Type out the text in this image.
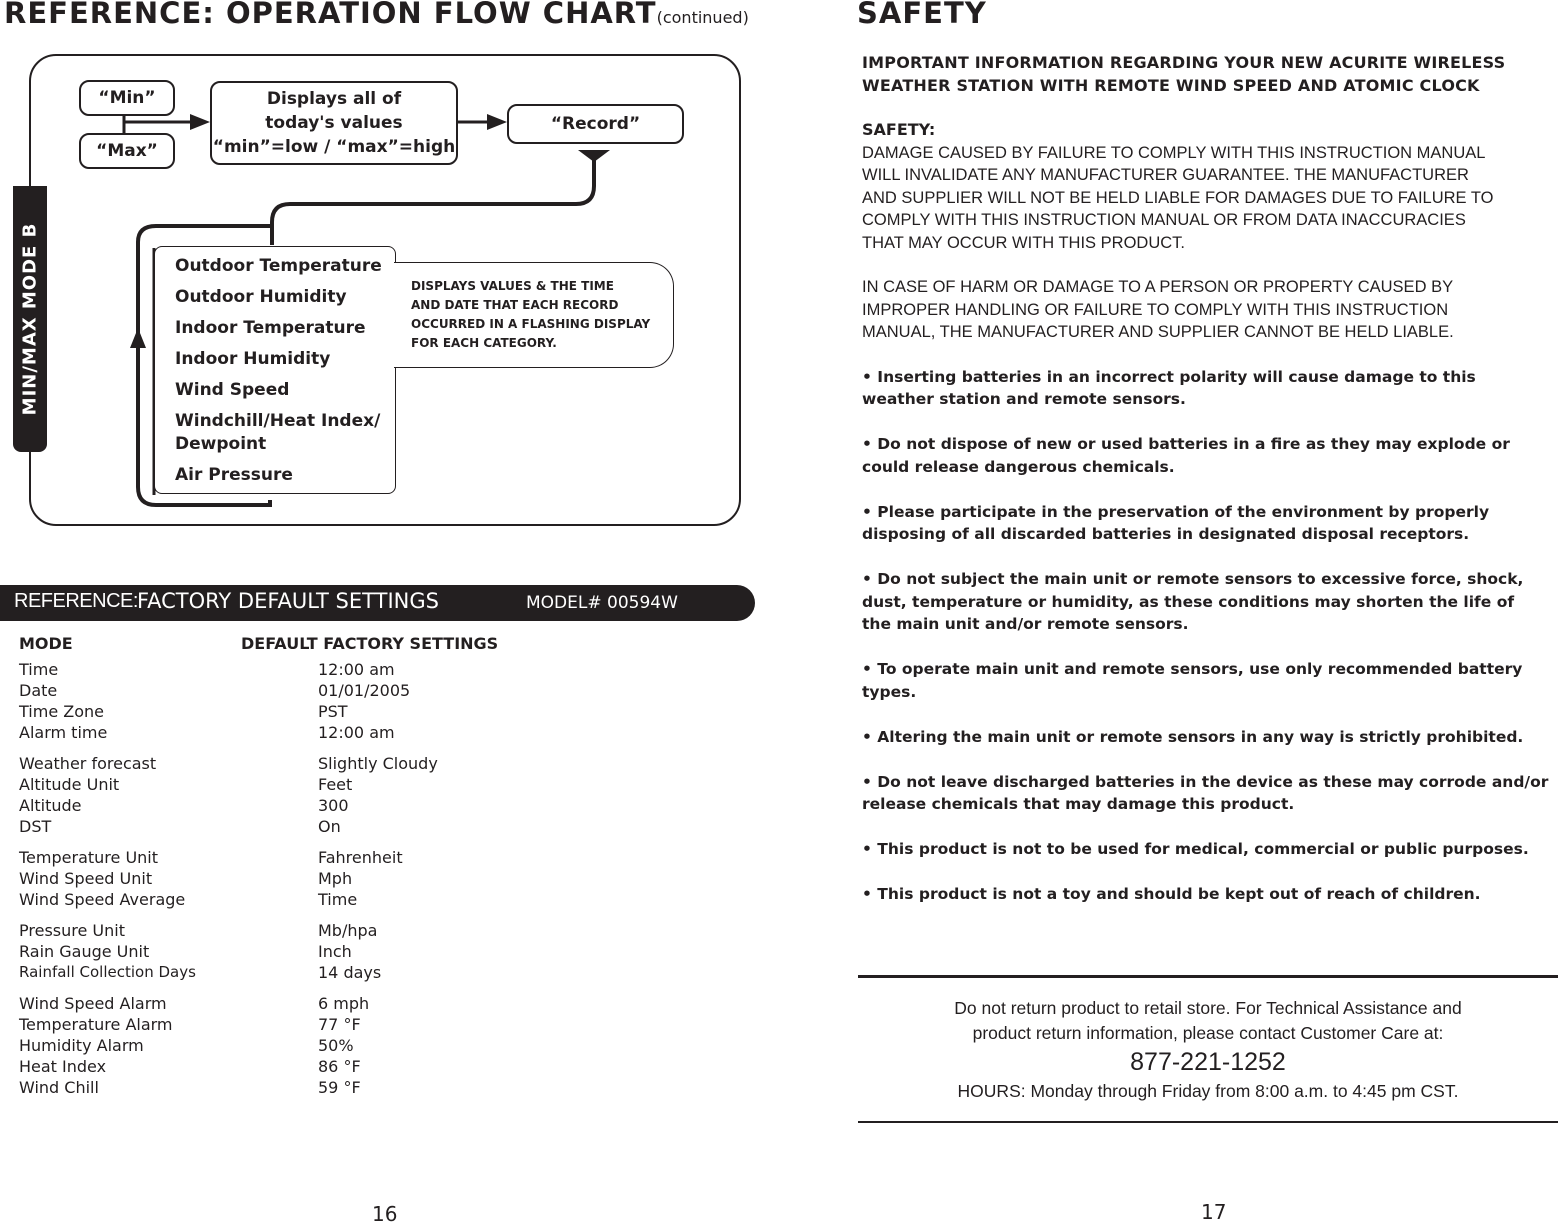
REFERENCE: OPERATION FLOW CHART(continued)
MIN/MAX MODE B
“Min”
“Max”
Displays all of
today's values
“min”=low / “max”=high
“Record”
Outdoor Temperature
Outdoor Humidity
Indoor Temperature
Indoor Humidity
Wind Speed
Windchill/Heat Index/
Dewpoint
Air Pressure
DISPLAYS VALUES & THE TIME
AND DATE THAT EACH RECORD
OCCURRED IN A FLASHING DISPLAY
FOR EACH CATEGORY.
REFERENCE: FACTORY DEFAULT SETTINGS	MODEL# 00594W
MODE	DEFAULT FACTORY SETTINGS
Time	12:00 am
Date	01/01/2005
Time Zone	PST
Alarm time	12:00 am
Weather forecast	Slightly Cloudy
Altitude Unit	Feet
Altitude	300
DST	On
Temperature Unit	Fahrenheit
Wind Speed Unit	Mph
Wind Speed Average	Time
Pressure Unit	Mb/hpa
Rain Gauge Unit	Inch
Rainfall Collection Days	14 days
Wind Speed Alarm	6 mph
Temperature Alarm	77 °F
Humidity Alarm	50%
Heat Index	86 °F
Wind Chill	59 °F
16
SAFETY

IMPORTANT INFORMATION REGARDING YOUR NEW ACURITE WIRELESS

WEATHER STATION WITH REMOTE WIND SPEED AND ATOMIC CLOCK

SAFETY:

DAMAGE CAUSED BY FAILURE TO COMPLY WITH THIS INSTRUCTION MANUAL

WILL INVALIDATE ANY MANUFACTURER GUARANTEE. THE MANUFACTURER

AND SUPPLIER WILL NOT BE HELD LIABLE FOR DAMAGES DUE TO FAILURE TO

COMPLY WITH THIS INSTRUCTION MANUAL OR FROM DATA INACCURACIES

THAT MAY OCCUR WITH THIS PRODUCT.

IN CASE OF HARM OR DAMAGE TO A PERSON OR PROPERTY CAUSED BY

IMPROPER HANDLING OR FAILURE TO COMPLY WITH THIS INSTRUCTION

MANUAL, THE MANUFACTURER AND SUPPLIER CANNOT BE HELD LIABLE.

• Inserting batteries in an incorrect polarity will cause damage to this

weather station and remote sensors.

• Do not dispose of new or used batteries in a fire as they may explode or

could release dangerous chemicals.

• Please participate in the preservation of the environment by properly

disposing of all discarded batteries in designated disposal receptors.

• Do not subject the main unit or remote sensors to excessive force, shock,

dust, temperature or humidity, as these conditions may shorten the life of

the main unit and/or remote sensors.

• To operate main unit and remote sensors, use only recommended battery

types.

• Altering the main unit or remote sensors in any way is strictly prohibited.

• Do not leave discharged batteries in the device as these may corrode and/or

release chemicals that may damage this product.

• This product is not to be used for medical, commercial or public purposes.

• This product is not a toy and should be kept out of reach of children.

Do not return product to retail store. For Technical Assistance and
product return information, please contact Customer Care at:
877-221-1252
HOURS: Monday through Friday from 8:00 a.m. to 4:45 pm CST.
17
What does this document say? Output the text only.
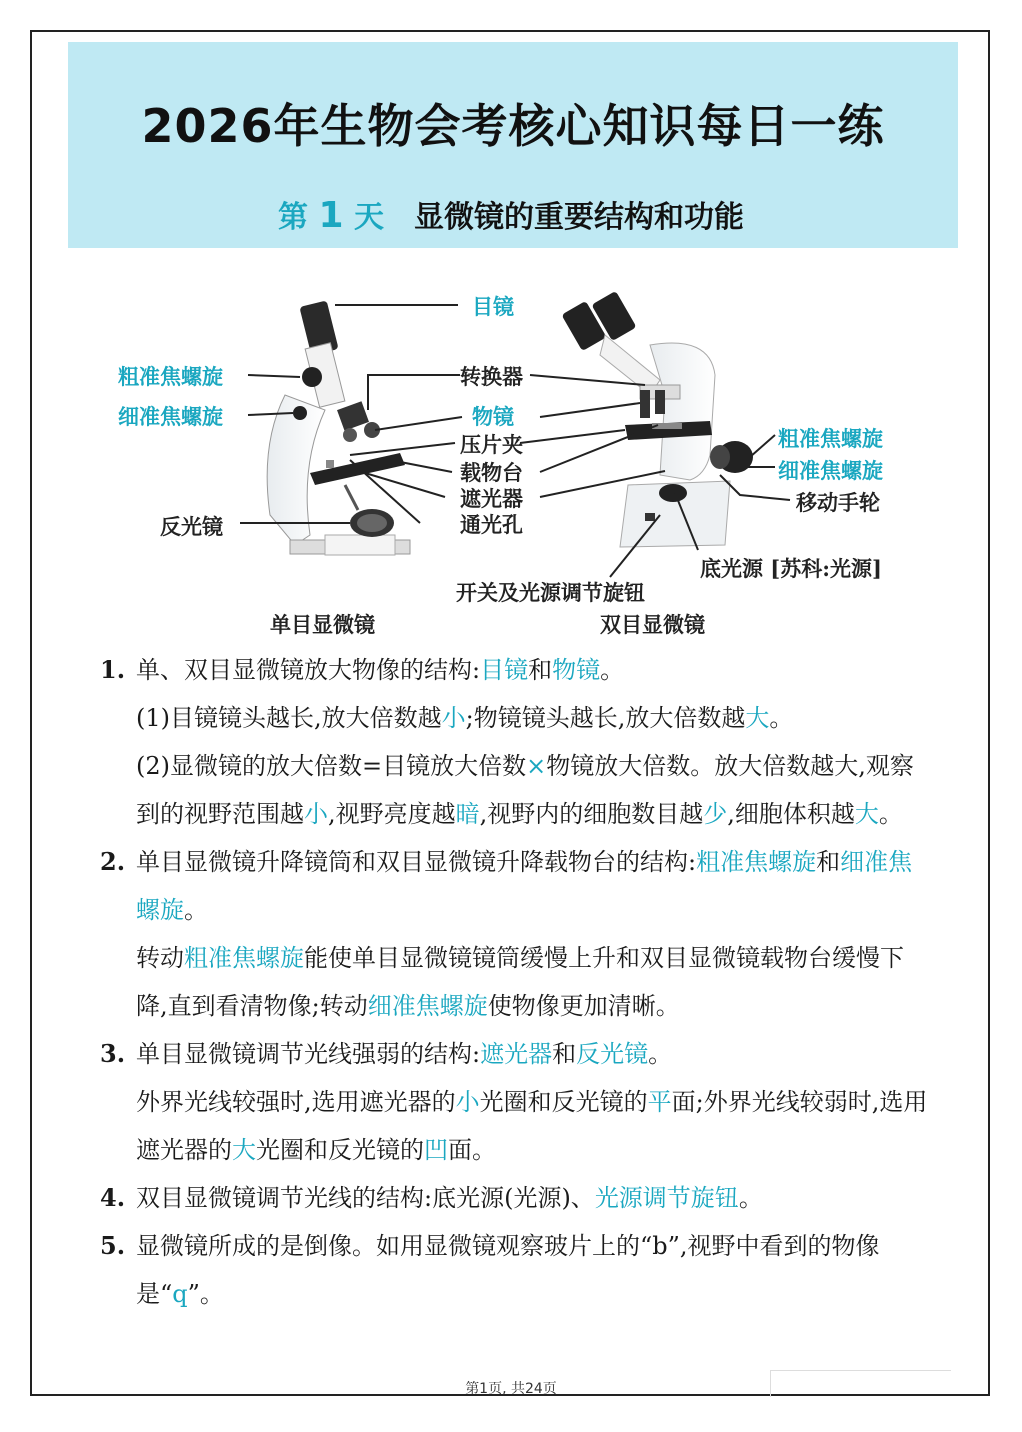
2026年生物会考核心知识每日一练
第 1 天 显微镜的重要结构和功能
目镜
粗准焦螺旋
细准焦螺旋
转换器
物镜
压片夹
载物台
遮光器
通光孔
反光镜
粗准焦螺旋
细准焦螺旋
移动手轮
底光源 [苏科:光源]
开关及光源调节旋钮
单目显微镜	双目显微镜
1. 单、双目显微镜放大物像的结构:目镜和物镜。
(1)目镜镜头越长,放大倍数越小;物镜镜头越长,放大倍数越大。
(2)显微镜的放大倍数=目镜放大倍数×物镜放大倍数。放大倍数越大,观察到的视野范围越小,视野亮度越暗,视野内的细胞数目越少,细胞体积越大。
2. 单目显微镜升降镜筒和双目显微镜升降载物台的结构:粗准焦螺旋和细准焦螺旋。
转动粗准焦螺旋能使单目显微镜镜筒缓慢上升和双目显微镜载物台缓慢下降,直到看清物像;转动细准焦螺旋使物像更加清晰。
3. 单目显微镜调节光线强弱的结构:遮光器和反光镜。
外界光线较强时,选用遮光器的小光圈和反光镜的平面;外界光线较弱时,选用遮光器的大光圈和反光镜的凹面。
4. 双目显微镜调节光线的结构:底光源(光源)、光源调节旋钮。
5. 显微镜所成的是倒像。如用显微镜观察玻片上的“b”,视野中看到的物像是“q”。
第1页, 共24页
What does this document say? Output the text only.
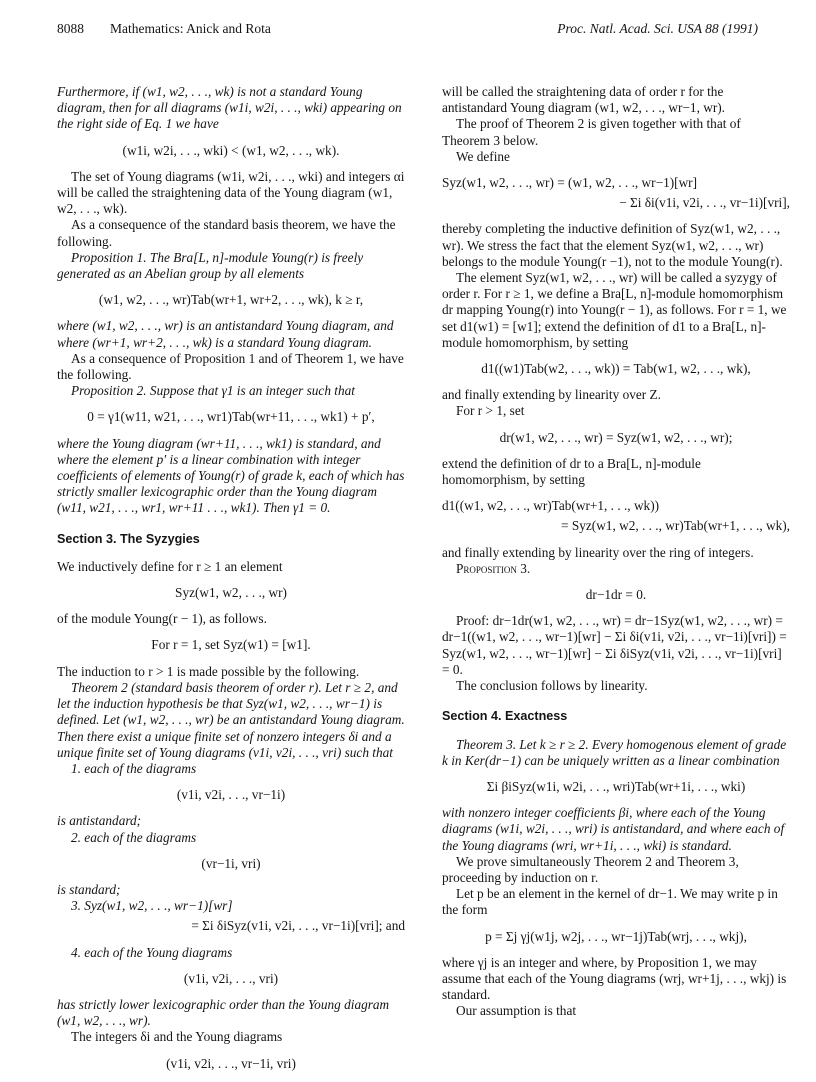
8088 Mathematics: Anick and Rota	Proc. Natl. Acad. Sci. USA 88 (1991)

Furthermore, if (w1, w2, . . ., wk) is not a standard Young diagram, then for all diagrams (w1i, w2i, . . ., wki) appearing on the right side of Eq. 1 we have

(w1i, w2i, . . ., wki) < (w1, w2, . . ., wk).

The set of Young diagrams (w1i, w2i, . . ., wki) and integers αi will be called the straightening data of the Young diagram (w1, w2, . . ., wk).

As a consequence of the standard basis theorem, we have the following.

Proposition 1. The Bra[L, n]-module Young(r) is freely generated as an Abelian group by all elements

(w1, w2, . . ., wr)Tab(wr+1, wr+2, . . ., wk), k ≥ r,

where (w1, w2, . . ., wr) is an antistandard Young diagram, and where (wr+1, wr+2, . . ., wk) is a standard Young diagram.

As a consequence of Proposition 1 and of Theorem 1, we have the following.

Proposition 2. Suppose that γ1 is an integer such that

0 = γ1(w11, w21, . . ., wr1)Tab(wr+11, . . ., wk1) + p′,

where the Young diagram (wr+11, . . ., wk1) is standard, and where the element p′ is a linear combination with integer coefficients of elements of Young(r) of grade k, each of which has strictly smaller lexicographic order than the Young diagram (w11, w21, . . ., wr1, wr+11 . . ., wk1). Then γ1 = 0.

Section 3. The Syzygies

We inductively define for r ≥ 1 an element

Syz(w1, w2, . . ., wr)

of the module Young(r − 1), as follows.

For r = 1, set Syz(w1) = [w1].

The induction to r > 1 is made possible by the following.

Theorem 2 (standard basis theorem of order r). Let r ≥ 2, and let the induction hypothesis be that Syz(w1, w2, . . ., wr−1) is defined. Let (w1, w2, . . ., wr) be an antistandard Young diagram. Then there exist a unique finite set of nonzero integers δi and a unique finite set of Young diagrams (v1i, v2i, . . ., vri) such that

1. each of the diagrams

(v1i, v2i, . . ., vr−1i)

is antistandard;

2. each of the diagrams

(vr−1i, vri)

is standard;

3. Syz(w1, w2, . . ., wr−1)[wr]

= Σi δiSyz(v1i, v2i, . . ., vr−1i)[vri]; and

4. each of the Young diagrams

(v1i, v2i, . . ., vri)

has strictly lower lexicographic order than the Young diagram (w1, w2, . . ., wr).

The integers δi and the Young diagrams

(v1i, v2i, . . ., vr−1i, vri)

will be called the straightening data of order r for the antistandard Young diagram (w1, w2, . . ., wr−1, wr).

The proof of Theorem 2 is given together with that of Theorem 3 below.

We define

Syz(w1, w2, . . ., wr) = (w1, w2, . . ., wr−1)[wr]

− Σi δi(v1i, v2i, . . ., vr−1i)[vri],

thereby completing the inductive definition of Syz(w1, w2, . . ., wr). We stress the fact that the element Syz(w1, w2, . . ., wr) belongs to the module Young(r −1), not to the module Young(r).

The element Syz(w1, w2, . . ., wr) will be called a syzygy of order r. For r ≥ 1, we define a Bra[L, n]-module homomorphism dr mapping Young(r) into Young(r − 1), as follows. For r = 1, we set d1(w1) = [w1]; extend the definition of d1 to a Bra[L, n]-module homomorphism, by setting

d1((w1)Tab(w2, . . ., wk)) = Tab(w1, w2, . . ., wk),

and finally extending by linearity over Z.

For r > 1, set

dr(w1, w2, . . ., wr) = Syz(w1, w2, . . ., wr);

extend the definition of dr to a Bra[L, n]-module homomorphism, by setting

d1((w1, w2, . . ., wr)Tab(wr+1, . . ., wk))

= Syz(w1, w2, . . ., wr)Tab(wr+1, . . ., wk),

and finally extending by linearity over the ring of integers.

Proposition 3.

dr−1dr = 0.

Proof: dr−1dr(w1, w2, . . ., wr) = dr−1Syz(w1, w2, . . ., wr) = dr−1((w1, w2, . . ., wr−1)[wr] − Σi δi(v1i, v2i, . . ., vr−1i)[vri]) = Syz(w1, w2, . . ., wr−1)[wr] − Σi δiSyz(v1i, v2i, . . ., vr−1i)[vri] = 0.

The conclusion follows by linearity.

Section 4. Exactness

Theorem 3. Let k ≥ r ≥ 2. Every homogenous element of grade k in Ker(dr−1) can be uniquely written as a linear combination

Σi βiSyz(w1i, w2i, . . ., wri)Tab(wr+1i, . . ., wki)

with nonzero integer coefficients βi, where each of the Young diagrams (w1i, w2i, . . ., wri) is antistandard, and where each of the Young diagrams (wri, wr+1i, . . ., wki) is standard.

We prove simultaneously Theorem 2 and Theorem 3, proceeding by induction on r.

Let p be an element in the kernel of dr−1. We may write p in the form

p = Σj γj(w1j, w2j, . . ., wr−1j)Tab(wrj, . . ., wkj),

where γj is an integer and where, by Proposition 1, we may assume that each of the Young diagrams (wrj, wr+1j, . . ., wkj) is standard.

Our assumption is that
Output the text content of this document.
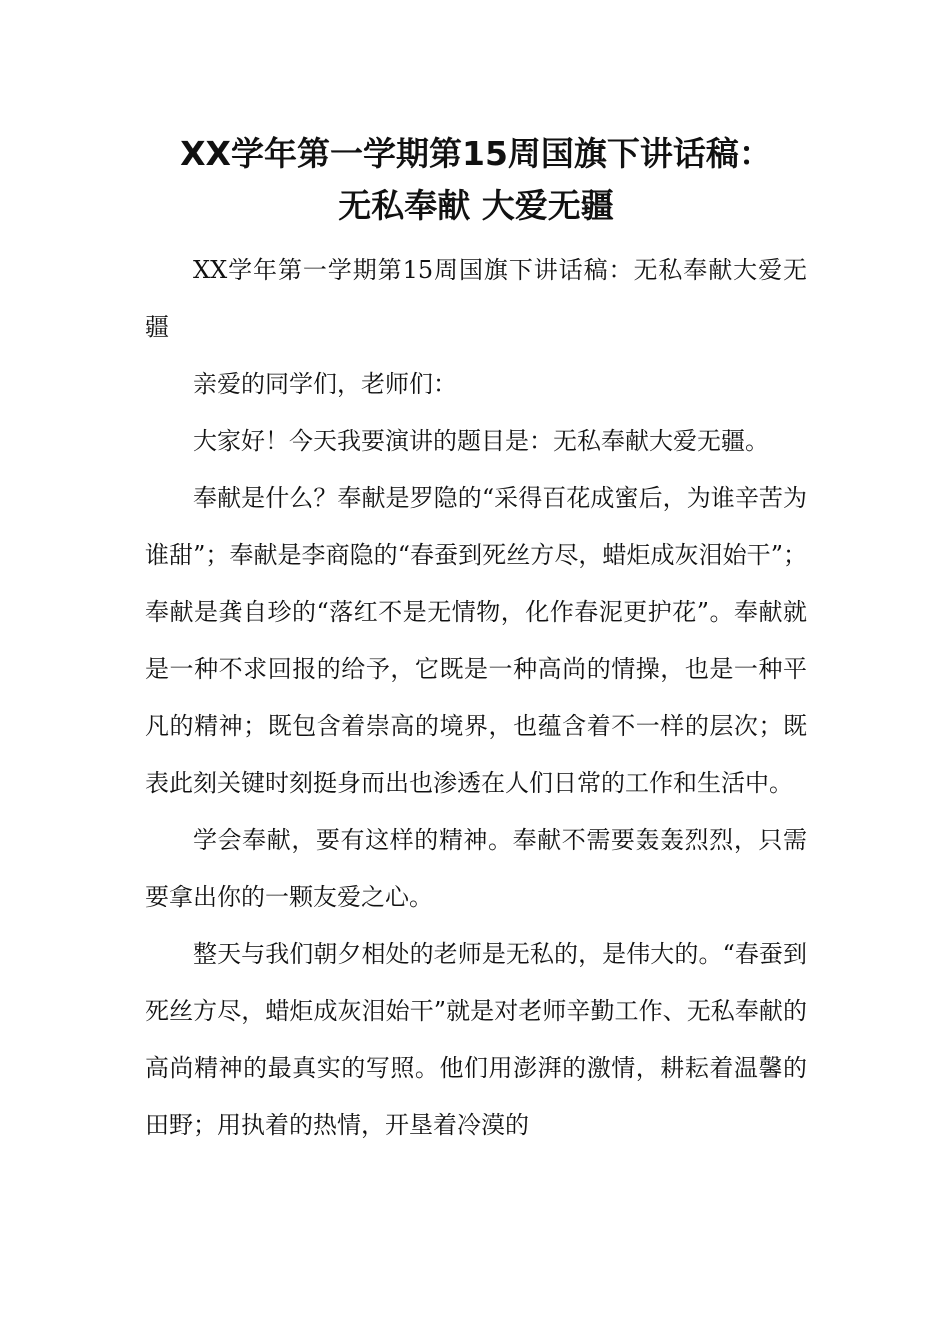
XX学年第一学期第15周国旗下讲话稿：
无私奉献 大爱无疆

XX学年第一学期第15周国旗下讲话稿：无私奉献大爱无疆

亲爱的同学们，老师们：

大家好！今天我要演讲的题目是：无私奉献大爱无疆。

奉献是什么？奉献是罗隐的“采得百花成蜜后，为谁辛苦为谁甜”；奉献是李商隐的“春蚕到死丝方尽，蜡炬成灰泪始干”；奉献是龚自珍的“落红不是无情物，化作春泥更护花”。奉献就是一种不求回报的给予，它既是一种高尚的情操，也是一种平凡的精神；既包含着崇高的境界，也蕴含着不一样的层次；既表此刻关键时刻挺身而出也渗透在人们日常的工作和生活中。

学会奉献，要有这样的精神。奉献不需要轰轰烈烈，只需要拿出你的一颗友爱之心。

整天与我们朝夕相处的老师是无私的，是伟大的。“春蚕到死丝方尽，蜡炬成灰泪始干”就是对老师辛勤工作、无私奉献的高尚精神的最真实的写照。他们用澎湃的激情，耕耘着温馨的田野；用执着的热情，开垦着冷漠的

Written task -
Scan the entries above for the word "FACTORY" and collect each line holding it.

Complete response -
REFERENCE: FACTORY DEFAULT SETTINGS	MODEL# 00594W
MODE	DEFAULT FACTORY SETTINGS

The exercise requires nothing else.